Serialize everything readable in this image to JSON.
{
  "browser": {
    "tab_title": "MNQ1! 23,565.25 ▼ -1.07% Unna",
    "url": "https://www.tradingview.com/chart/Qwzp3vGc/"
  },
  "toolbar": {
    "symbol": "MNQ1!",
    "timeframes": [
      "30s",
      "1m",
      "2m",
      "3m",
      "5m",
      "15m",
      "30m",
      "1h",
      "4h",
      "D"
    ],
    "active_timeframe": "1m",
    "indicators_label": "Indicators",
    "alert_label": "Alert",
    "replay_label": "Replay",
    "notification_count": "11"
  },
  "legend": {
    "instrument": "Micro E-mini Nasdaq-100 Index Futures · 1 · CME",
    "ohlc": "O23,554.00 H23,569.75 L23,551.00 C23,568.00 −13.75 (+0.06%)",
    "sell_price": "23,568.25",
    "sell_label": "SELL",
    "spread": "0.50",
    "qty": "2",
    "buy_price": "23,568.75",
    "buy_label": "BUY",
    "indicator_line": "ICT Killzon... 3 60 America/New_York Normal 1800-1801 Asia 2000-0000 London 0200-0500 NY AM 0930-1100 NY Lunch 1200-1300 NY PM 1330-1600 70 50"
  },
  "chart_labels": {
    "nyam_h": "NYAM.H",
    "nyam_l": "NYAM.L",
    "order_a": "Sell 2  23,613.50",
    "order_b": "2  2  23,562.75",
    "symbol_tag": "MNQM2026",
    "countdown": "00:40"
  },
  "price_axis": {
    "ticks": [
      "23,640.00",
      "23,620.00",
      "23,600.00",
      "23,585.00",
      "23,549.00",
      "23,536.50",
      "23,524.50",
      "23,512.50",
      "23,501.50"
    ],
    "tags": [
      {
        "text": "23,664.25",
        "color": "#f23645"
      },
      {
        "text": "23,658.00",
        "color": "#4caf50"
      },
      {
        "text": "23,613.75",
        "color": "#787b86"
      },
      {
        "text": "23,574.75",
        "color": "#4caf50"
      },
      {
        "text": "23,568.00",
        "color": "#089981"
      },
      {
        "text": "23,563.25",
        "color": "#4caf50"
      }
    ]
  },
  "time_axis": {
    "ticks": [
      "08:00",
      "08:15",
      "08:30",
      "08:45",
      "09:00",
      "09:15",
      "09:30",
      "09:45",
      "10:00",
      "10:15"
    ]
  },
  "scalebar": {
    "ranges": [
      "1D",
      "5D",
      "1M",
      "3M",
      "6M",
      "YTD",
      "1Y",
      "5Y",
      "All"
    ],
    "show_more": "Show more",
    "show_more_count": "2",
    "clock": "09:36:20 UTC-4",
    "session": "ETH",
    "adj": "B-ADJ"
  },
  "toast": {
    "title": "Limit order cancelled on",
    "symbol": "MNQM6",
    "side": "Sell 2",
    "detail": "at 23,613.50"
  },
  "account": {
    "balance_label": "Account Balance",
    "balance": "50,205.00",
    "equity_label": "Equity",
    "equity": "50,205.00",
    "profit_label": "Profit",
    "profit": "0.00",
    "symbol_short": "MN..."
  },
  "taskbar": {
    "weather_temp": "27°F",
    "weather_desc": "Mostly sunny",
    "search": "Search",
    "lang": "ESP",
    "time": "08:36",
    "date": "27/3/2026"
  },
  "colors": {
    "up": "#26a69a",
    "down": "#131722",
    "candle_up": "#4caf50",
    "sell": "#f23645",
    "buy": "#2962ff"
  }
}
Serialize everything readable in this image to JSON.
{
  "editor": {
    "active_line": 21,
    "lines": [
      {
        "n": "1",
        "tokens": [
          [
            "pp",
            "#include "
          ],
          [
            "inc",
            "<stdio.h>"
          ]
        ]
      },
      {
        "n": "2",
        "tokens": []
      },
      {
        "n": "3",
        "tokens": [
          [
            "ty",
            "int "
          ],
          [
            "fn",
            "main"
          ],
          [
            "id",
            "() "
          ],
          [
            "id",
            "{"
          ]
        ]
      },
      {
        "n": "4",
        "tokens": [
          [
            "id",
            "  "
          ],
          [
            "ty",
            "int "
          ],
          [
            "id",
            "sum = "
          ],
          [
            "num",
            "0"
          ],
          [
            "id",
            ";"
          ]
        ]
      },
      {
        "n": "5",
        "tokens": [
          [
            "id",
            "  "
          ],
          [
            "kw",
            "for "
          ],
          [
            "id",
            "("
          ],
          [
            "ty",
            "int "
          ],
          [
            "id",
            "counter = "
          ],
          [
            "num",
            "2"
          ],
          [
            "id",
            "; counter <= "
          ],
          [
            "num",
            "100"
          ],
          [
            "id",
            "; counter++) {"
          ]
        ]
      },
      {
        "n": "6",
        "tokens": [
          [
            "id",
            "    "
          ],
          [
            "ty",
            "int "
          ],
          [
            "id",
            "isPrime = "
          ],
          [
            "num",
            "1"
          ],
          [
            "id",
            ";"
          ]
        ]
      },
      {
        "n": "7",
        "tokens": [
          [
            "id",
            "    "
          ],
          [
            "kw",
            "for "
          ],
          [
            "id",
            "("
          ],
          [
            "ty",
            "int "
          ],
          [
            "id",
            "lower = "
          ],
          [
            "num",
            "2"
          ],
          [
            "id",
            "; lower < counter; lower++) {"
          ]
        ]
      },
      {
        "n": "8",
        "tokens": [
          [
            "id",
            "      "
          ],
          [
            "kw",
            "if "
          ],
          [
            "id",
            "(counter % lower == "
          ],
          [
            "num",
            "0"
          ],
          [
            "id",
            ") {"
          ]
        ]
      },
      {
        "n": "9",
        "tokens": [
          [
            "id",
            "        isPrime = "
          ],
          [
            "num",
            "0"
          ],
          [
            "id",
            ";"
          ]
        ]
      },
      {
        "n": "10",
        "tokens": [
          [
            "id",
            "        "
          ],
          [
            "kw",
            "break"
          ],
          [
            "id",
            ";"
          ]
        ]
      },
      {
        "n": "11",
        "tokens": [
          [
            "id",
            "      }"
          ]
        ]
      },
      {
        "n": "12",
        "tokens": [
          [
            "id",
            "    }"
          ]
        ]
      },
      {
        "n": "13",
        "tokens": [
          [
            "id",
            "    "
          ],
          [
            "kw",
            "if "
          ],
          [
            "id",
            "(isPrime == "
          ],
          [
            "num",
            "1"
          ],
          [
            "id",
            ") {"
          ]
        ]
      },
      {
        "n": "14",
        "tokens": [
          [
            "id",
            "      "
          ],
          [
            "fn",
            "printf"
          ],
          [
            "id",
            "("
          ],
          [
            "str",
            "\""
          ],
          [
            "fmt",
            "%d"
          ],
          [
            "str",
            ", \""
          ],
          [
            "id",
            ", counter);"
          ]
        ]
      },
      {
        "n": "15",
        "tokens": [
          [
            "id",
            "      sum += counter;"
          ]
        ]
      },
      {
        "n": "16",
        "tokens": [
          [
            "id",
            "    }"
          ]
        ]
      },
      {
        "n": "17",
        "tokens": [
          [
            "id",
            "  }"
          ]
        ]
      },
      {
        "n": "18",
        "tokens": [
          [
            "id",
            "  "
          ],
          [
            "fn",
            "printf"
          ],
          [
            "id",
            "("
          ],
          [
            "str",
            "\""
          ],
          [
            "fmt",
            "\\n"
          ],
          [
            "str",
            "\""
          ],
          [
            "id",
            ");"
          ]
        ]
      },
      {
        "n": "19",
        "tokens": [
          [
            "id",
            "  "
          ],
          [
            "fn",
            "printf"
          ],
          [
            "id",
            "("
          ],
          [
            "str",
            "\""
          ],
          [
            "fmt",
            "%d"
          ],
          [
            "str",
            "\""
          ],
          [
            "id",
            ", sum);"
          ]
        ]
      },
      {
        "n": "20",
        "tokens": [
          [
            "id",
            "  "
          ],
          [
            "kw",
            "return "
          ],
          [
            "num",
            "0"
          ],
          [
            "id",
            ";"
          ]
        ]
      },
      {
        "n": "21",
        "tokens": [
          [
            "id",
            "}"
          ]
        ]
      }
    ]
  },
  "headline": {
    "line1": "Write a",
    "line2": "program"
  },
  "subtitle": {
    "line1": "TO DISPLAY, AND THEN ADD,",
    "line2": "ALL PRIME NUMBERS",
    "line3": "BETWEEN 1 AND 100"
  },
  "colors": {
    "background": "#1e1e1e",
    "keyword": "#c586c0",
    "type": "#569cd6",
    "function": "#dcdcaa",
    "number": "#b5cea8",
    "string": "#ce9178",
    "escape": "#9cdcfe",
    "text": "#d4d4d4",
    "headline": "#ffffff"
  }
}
▬▬▬▬▬▬▬▬▬▬
**Problem requirements:** Copy out every line with the word "lower".

**Exercise response:**
            "lower = "
            "; lower < counter; lower++) {"
            "(counter % lower == "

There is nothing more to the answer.